STORED RECORDS:
[start]
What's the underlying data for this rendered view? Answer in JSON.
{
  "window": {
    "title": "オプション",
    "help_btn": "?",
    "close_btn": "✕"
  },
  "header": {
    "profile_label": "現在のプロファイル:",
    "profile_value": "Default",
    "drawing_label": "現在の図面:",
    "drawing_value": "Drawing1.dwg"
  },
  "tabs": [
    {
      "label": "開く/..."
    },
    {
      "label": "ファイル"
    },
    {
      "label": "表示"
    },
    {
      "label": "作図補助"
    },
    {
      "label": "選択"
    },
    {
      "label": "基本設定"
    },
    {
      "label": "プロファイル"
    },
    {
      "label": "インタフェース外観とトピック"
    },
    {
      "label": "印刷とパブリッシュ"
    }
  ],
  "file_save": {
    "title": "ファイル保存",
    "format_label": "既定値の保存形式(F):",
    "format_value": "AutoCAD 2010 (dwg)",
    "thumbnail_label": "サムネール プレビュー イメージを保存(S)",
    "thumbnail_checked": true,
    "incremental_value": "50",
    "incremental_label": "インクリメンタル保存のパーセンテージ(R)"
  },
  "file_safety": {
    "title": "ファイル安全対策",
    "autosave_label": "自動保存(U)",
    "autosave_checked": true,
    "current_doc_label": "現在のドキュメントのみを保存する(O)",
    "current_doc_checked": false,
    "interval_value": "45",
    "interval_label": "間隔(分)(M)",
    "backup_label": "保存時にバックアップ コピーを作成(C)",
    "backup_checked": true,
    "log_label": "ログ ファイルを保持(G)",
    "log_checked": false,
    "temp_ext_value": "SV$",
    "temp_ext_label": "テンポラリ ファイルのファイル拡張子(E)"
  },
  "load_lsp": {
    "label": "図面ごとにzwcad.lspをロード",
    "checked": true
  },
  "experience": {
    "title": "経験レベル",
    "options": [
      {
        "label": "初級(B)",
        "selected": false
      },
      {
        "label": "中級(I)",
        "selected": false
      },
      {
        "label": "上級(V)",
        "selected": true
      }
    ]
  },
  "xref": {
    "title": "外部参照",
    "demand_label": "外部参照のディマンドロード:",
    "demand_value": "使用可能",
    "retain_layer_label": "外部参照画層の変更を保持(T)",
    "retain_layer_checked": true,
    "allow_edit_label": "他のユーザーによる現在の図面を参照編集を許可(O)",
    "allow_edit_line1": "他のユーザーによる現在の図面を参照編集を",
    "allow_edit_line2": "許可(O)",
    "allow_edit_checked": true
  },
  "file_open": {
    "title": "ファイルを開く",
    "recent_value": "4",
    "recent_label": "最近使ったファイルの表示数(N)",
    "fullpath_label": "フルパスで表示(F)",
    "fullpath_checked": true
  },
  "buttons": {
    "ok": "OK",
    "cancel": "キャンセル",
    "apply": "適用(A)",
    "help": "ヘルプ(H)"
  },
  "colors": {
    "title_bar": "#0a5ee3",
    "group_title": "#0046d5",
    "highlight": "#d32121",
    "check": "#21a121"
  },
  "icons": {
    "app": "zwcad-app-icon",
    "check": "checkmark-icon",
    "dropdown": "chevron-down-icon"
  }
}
[end]
[start]
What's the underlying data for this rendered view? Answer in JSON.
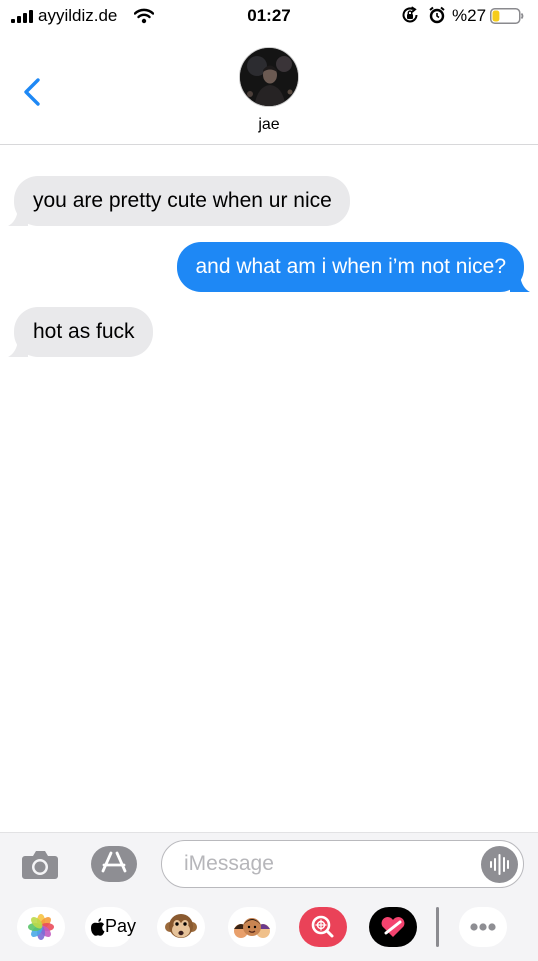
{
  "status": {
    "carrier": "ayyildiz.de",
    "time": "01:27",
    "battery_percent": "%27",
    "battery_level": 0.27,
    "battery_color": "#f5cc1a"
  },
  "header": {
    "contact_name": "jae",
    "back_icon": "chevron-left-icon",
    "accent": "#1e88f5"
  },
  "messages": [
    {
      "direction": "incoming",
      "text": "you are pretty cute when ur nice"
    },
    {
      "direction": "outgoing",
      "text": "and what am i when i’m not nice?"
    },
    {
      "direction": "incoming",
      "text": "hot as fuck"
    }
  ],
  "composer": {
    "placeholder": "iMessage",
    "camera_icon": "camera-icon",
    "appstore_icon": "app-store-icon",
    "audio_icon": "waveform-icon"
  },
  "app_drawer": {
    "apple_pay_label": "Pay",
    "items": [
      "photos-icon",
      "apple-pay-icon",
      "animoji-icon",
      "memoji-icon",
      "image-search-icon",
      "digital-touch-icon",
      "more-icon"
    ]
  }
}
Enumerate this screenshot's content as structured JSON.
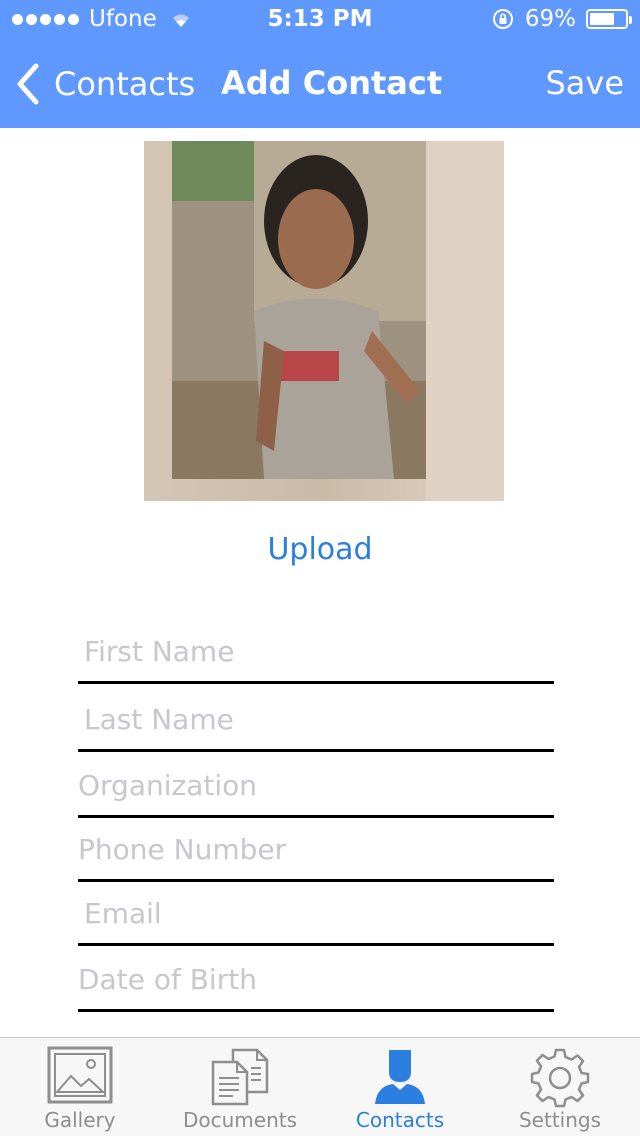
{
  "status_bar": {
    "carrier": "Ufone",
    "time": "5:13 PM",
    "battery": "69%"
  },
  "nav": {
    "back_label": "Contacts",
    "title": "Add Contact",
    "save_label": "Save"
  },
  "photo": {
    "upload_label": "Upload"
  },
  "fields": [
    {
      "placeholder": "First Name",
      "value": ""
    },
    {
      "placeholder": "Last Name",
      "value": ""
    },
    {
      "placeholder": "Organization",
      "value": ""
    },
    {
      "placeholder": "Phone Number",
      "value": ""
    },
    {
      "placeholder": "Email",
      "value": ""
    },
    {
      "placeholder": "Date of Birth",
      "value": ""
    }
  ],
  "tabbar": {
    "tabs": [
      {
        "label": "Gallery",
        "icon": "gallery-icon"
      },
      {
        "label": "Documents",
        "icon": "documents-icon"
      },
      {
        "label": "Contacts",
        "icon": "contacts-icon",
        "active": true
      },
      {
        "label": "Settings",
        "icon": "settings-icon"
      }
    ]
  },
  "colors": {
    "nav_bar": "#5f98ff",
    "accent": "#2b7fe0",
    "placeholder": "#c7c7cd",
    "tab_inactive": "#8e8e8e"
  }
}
[end]
[start]
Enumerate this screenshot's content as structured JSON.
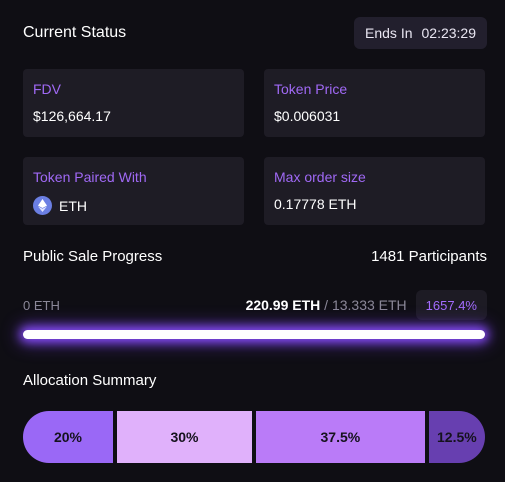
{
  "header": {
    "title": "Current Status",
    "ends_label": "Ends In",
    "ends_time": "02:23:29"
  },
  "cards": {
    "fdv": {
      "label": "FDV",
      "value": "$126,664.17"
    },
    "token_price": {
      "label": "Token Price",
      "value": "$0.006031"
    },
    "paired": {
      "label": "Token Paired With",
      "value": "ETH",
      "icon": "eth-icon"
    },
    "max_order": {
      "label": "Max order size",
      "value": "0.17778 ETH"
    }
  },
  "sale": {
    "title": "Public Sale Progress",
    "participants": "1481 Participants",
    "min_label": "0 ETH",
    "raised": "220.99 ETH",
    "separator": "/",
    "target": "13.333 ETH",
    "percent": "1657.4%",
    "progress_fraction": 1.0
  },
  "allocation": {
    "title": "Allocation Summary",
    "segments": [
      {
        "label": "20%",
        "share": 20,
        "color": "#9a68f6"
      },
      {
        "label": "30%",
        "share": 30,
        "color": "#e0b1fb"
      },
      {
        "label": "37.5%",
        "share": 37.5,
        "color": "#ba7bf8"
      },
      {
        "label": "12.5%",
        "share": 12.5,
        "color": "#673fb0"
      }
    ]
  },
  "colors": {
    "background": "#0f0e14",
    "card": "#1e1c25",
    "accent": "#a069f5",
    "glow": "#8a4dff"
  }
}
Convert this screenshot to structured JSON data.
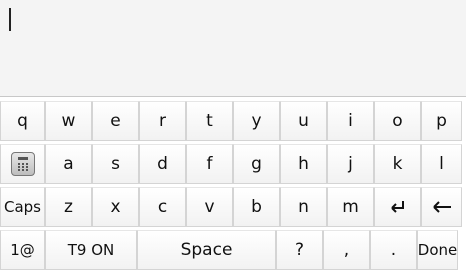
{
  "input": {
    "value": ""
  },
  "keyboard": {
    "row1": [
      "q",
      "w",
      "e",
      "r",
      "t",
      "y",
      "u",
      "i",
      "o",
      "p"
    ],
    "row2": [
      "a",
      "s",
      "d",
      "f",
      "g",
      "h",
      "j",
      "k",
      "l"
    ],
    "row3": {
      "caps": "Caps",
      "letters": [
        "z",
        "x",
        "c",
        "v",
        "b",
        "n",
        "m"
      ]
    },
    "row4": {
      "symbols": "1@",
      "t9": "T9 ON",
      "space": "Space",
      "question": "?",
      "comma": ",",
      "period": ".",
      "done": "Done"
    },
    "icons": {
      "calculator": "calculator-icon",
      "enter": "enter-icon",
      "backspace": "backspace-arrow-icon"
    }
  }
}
[end]
WORK REQUIRED: Go through the entries above and copy every line containing "nice".

PROBLEM SOLUTION:
      "text": "you are pretty cute when ur nice"
      "text": "and what am i when i’m not nice?"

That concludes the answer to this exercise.